> [EXTRAIT FOURNI]
################
Néanmoins, et face à cette situation qui ne profite à personne, des initiatives en matière de formation ont pu voir le jour dans certaines villes du Royaume, notamment à Rabat, à Mohammedia, et à Casablanca. Mais, et ceci est regrettable, les clercs effectuant leur stage dans les autres régions restent donc livrés à leur sort, ce qui malheureusement contribue à approfondir les disparités entre les régions du Royaume, phénomène auquel nous nous efforçons de nous attaquer à travers plusieurs projets de formation innovant, notamment l'accord-cadre signé tout récemment avec l'UIR.

Il existe désormais un partenariat entre l'UIR et la Chambre des notaires relatif à la formation des notaires. En quoi consiste ce partenariat ?

Ce partenariat est d'abord le fruit d'un long travail, il se veut un projet structurant qui s'inscrit dans le cadre d'une stratégie globale tracée par le conseil d'administration de la Chambre nationale. Il vise également à pallier le vide juridique dont souffre la profession, puisqu'il faut rappeler qu'avec le texte de 1925, toujours en vigueur pour régir la profession, nous ne disposons pas d'un institut de formation propre au notariat, et comme le projet de loi 32-09 tarde à venir, nous avons pris notre courage à deux mains et avons décidé de franchir le pas. Grâce à ce partenariat, la profession s'appuiera sur le réseau de compétences de l'UIR et sur son expertise académique dans la préparation et l'organisation de programmes et de modules de formation destinés aux notaires, aux clercs de notaires, au personnel des études notariales et, surtout, aux notaires formateurs qui se chargeront de transmettre leur savoir faire aux jeunes notaires.
Arrivée à maturité, la profession, par le biais de son représentant unique la CNNMM, a choisi de prendre les devants et de gérer elle-même cette phase transitoire.
################
> [LIGNES FOURNIES]
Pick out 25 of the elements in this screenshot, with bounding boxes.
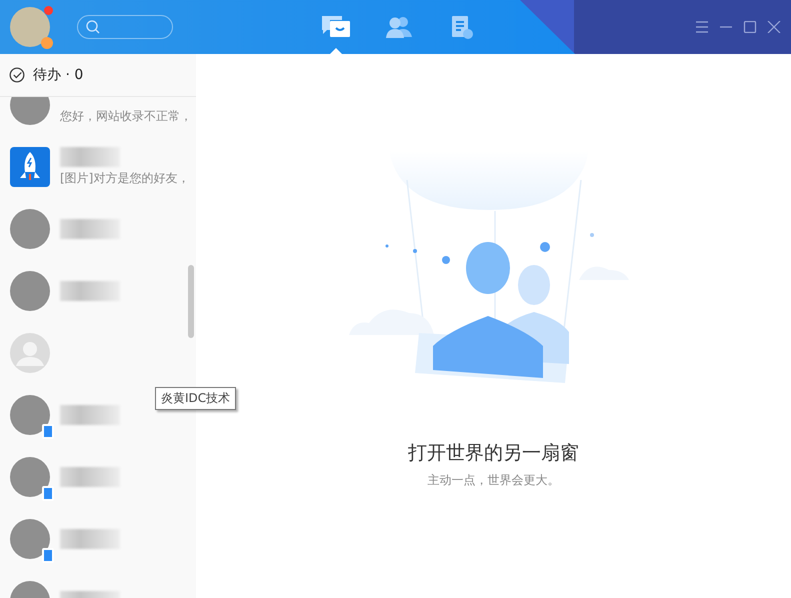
- menu-icon: [695, 21, 709, 33]
- message-preview: 您好，网站收录不正常，: [60, 108, 192, 125]
- avatar-photo[interactable]: [10, 271, 50, 311]
- menu-button[interactable]: [695, 21, 709, 33]
- notification-dot: [44, 6, 53, 15]
- tooltip-text: 炎黄IDC技术: [155, 387, 236, 410]
- chat-bubbles-icon: [320, 14, 352, 40]
- scrollbar-thumb[interactable]: [188, 265, 194, 338]
- avatar-photo[interactable]: [10, 7, 50, 47]
- search-field[interactable]: [77, 15, 173, 39]
- empty-state-subtitle: 主动一点，世界会更大。: [428, 472, 560, 489]
- todo-label[interactable]: 待办 · 0: [33, 66, 84, 84]
- close-button[interactable]: [767, 21, 781, 33]
- maximize-icon: [743, 21, 757, 33]
- empty-state-title: 打开世界的另一扇窗: [408, 441, 579, 466]
- close-icon: [767, 21, 781, 33]
- contacts-icon: [384, 15, 414, 39]
- check-circle-icon: [9, 67, 25, 83]
- rocket-icon[interactable]: [10, 147, 50, 187]
- maximize-button[interactable]: [743, 21, 757, 33]
- avatar-photo[interactable]: [10, 209, 50, 249]
- message-preview: [图片]对方是您的好友，: [60, 170, 190, 187]
- status-icon[interactable]: [41, 37, 53, 49]
- avatar-photo[interactable]: [10, 97, 50, 125]
- search-icon: [86, 20, 100, 34]
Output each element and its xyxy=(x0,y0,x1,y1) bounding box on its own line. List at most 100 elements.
################
> [TRAVAIL DEMANDÉ]
Recopiez intégralement et sans aucune modification l'extrait sur la formation des notaires au Maroc.

> [LA SOLUTION]
Néanmoins, et face à cette situation qui ne profite à personne, des initiatives en matière de formation ont pu voir le jour dans certaines villes du Royaume, notamment à Rabat, à Mohammedia, et à Casablanca. Mais, et ceci est regrettable, les clercs effectuant leur stage dans les autres régions restent donc livrés à leur sort, ce qui malheureusement contribue à approfondir les disparités entre les régions du Royaume, phénomène auquel nous nous efforçons de nous attaquer à travers plusieurs projets de formation innovant, notamment l'accord-cadre signé tout récemment avec l'UIR.

Il existe désormais un partenariat entre l'UIR et la Chambre des notaires relatif à la formation des notaires. En quoi consiste ce partenariat ?

Ce partenariat est d'abord le fruit d'un long travail, il se veut un projet structurant qui s'inscrit dans le cadre d'une stratégie globale tracée par le conseil d'administration de la Chambre nationale. Il vise également à pallier le vide juridique dont souffre la profession, puisqu'il faut rappeler qu'avec le texte de 1925, toujours en vigueur pour régir la profession, nous ne disposons pas d'un institut de formation propre au notariat, et comme le projet de loi 32-09 tarde à venir, nous avons pris notre courage à deux mains et avons décidé de franchir le pas. Grâce à ce partenariat, la profession s'appuiera sur le réseau de compétences de l'UIR et sur son expertise académique dans la préparation et l'organisation de programmes et de modules de formation destinés aux notaires, aux clercs de notaires, au personnel des études notariales et, surtout, aux notaires formateurs qui se chargeront de transmettre leur savoir faire aux jeunes notaires.
Arrivée à maturité, la profession, par le biais de son représentant unique la CNNMM, a choisi de prendre les devants et de gérer elle-même cette phase transitoire.